Start of DATA TO EXAMINE

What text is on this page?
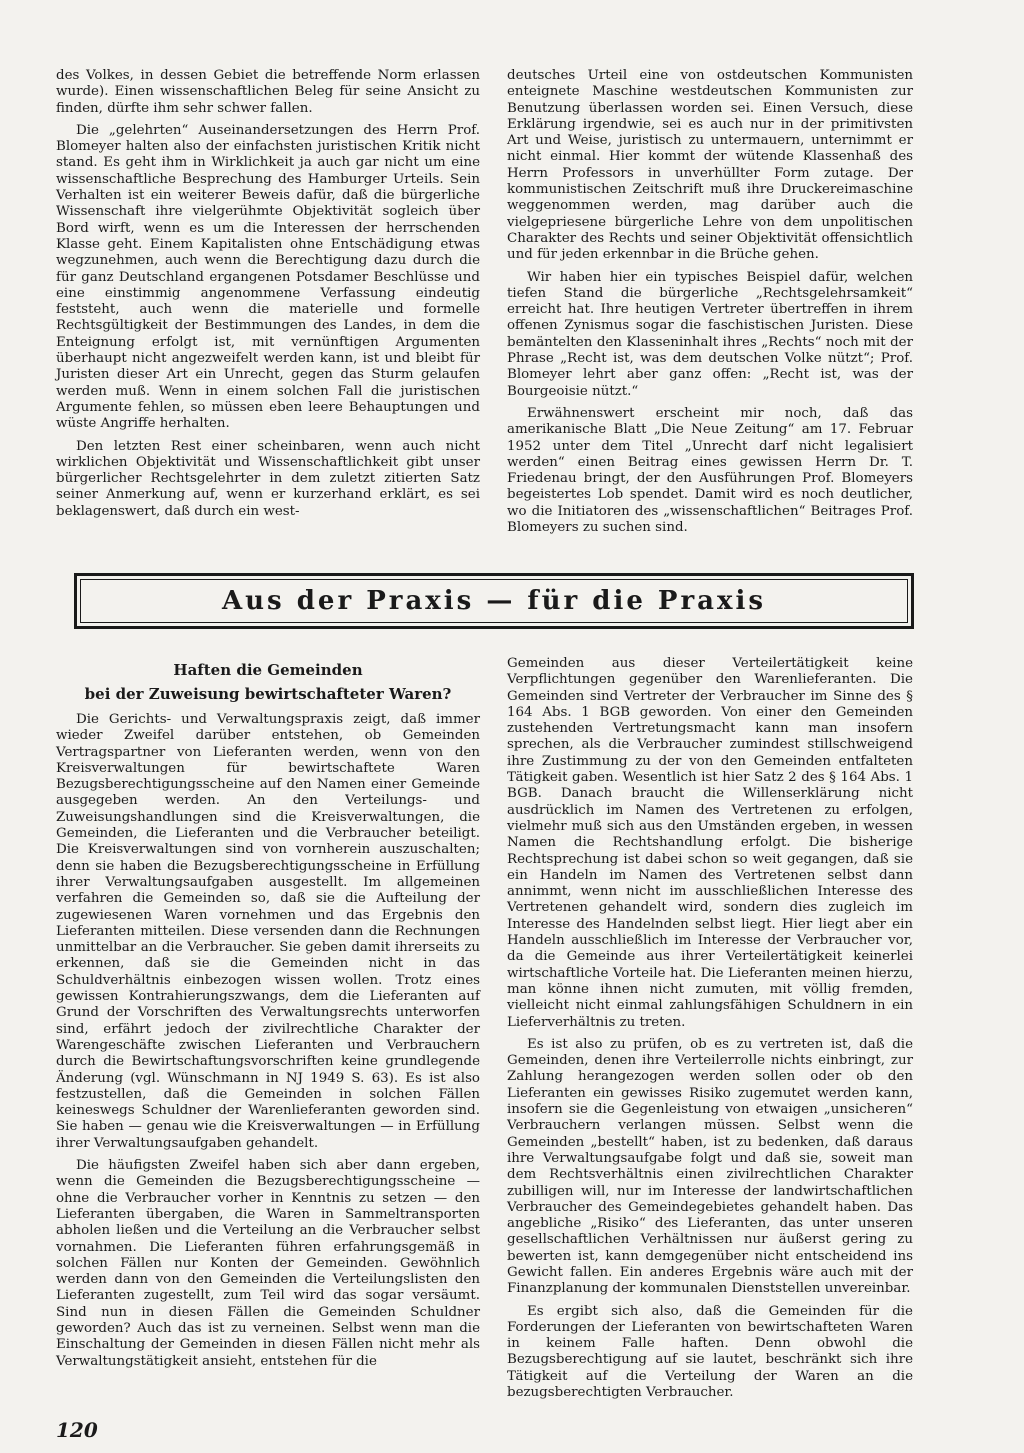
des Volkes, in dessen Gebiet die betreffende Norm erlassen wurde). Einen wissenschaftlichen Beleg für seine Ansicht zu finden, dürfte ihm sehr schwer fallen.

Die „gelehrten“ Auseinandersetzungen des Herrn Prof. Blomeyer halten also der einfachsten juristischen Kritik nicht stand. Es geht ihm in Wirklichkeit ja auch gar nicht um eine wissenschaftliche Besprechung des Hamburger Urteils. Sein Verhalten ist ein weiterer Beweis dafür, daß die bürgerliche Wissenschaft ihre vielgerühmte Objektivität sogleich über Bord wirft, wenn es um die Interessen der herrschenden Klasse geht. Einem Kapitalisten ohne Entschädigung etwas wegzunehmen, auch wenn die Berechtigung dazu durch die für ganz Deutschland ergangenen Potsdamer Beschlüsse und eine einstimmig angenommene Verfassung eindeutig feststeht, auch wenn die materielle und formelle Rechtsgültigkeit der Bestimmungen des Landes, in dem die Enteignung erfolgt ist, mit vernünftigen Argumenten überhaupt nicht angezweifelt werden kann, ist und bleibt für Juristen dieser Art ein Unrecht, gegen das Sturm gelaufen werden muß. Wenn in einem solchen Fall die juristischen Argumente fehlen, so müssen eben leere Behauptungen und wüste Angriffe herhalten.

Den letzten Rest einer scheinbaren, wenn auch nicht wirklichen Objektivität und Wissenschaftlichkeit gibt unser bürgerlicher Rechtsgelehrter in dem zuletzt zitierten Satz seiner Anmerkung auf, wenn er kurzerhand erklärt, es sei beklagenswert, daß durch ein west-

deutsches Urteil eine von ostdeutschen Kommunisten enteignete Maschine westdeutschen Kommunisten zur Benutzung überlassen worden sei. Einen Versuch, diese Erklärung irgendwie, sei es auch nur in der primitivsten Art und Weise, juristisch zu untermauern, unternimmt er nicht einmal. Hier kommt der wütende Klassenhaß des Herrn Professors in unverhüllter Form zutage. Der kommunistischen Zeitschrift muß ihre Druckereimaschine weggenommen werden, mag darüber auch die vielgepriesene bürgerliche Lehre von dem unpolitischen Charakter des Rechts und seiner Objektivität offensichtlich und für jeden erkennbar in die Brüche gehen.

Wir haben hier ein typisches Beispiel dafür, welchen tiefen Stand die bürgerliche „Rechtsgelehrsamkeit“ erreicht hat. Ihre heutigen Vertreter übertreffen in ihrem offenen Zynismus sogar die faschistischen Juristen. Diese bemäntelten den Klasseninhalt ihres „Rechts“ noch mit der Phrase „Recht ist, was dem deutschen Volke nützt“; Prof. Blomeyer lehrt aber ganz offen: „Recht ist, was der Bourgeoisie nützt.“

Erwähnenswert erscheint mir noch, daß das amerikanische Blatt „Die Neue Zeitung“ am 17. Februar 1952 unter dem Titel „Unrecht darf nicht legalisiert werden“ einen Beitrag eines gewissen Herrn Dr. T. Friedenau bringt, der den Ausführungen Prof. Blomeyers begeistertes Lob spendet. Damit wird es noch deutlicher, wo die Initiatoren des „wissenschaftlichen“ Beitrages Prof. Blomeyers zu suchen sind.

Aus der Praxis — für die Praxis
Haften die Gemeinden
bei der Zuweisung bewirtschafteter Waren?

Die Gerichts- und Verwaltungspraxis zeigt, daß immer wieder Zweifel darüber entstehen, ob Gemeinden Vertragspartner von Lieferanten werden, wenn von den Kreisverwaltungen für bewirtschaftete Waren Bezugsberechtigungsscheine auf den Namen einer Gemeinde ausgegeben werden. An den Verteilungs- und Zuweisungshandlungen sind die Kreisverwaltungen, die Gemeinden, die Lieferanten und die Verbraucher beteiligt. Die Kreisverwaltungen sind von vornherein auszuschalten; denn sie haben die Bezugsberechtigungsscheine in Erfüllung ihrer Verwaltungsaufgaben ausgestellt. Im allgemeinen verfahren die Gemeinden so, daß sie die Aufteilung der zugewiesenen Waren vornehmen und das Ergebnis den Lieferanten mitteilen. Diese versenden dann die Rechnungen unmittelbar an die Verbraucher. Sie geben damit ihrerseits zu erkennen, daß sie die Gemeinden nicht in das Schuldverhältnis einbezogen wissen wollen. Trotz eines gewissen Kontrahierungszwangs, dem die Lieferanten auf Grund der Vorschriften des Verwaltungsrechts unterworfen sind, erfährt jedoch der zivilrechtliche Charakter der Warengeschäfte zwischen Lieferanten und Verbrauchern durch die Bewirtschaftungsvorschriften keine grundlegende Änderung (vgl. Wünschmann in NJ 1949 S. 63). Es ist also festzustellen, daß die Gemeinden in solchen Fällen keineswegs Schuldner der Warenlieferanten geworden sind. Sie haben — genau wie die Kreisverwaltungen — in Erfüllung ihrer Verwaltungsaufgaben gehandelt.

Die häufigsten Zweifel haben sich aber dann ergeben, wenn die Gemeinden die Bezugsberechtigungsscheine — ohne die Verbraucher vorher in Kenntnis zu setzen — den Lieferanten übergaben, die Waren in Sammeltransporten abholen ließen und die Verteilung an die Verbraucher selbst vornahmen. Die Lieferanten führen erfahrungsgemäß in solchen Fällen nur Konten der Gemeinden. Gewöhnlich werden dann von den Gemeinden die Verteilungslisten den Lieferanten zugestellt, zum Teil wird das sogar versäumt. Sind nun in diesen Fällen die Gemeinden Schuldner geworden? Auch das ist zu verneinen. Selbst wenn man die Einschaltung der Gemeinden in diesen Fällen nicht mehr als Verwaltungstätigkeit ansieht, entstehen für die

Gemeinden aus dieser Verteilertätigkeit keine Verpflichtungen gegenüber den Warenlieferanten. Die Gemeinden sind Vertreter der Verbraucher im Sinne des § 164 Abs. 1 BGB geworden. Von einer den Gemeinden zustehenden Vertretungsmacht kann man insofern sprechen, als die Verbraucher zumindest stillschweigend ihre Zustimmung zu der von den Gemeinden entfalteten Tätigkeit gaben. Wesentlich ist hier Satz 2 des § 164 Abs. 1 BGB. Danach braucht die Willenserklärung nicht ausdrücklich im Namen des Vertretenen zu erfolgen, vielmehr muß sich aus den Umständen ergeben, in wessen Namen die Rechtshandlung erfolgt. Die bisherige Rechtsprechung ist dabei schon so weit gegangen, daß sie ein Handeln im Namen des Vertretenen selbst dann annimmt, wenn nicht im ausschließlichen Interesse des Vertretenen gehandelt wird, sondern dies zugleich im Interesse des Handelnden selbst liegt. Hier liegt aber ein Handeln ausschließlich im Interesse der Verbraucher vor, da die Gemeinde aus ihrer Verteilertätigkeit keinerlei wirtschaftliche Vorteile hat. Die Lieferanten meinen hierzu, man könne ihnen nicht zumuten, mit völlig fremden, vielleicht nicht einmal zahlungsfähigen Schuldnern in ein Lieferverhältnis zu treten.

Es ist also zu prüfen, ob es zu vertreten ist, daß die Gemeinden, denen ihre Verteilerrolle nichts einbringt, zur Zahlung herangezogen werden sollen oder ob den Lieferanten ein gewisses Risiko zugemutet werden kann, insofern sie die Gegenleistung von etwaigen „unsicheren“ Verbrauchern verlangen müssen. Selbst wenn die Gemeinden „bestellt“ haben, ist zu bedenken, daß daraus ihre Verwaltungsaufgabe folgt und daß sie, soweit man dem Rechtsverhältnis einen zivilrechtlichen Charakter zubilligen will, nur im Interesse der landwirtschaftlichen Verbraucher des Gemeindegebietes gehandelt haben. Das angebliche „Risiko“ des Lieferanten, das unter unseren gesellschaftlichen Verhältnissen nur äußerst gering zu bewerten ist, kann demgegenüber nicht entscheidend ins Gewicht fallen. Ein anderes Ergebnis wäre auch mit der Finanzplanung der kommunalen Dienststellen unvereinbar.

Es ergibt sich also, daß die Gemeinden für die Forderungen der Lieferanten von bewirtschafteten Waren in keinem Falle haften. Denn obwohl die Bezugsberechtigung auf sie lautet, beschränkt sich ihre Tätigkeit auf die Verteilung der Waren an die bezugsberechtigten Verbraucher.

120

End of DATA TO EXAMINE

Set apart and copy each line of the records that holds the word "wissenschaftlichen".

OUTPUT BELOW:
des Volkes, in dessen Gebiet die betreffende Norm erlassen wurde). Einen wissenschaftlichen Beleg für seine Ansicht zu finden, dürfte ihm sehr schwer fallen.
Erwähnenswert erscheint mir noch, daß das amerikanische Blatt „Die Neue Zeitung“ am 17. Februar 1952 unter dem Titel „Unrecht darf nicht legalisiert werden“ einen Beitrag eines gewissen Herrn Dr. T. Friedenau bringt, der den Ausführungen Prof. Blomeyers begeistertes Lob spendet. Damit wird es noch deutlicher, wo die Initiatoren des „wissenschaftlichen“ Beitrages Prof. Blomeyers zu suchen sind.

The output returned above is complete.